>>

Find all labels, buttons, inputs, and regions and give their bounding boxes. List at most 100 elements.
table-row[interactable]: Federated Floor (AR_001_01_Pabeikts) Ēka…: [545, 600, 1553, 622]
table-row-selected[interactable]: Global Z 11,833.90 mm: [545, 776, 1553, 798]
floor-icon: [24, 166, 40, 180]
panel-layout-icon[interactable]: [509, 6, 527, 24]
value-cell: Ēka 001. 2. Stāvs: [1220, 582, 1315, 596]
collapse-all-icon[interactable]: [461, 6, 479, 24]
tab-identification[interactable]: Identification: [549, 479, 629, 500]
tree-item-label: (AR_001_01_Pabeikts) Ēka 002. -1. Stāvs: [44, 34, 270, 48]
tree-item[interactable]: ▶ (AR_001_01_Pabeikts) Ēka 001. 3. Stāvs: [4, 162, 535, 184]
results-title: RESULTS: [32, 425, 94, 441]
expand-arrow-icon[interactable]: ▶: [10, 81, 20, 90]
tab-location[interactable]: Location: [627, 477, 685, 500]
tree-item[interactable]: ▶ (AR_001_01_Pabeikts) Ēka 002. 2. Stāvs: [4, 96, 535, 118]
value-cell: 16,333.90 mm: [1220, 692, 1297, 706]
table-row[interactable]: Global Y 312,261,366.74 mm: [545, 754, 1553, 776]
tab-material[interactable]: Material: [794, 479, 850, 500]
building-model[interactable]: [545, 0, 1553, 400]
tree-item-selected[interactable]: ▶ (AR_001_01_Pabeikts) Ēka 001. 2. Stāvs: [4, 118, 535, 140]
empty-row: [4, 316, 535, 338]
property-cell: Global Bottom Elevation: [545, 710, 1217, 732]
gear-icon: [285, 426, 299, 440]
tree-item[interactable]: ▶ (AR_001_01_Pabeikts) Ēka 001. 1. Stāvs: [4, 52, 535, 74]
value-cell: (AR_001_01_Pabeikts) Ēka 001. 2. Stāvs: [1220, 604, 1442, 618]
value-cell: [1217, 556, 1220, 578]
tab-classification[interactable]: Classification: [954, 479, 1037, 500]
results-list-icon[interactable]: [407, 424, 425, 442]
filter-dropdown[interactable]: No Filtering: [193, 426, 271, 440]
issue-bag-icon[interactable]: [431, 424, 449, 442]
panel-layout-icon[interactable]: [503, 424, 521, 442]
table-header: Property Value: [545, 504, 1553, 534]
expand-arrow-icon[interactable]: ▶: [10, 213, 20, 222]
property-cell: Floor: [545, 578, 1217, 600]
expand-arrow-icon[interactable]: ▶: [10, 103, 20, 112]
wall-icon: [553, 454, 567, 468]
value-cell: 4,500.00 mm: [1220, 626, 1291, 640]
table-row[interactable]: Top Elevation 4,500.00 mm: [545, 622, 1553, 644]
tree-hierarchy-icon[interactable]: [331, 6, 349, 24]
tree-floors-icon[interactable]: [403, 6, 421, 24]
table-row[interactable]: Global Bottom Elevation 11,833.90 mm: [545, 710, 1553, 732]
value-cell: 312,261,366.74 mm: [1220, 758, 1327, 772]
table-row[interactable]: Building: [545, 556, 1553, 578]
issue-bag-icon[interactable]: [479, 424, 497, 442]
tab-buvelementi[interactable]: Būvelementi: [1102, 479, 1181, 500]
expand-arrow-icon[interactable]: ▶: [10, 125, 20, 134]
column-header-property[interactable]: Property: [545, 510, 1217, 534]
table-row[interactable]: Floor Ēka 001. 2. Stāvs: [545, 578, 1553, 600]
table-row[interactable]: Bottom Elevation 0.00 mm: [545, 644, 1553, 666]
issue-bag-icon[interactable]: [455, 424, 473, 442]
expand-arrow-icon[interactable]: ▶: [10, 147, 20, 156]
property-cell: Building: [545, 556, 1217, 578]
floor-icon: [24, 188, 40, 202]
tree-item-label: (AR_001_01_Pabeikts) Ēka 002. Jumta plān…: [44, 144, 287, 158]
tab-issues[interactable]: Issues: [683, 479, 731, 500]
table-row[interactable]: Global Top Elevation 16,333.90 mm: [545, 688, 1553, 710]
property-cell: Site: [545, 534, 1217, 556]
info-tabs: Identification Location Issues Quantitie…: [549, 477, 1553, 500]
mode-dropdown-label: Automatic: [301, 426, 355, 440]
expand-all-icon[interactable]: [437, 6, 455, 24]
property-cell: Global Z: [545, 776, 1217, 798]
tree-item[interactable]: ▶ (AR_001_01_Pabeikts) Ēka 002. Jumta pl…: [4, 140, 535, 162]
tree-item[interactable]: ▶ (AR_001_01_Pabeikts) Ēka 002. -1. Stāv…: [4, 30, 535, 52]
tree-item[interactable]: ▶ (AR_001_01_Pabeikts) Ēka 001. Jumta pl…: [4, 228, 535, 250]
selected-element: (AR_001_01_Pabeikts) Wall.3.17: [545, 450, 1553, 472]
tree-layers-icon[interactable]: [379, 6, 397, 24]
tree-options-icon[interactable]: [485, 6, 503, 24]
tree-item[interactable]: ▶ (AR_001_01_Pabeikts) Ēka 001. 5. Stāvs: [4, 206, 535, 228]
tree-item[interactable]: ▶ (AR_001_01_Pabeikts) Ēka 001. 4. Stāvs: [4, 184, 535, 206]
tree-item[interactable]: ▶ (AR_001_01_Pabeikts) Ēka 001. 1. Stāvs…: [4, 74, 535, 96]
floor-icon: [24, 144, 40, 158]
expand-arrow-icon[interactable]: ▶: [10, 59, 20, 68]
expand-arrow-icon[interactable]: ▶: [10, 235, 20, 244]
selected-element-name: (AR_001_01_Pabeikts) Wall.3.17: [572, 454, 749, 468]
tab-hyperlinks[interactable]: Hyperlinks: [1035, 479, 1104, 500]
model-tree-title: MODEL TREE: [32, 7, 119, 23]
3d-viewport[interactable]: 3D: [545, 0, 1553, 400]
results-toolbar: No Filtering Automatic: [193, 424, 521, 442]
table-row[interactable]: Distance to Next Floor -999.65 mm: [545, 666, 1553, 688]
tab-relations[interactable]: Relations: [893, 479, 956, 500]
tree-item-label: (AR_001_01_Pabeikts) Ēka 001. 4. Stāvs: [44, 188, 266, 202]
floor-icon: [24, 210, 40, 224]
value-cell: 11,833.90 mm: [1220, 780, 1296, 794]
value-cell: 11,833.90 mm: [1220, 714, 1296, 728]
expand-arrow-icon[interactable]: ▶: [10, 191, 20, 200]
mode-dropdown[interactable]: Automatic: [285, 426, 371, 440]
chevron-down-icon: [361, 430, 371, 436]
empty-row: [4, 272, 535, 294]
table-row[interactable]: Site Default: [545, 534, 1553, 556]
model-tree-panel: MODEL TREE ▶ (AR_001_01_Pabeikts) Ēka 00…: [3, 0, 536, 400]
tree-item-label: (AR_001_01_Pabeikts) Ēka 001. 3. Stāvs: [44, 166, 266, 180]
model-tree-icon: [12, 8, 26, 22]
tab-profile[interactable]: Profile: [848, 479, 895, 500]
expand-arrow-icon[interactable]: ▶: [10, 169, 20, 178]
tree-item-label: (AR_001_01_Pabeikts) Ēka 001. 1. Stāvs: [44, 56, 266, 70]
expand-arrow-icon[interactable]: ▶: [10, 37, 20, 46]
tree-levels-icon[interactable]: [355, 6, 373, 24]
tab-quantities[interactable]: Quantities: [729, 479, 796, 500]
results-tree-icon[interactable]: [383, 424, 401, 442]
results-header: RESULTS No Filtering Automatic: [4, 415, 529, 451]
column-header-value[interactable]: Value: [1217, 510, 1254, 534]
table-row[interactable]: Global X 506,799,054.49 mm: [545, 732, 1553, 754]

<<

▸ Aim: Extract the lines from the start of the records through the line that contains "table-row[interactable]: Federated Floor", and repeat them exactly.

▸ Task result:
Find all labels, buttons, inputs, and regions and give their bounding boxes. List at most 100 elements.
table-row[interactable]: Federated Floor (AR_001_01_Pabeikts) Ēka…: [545, 600, 1553, 622]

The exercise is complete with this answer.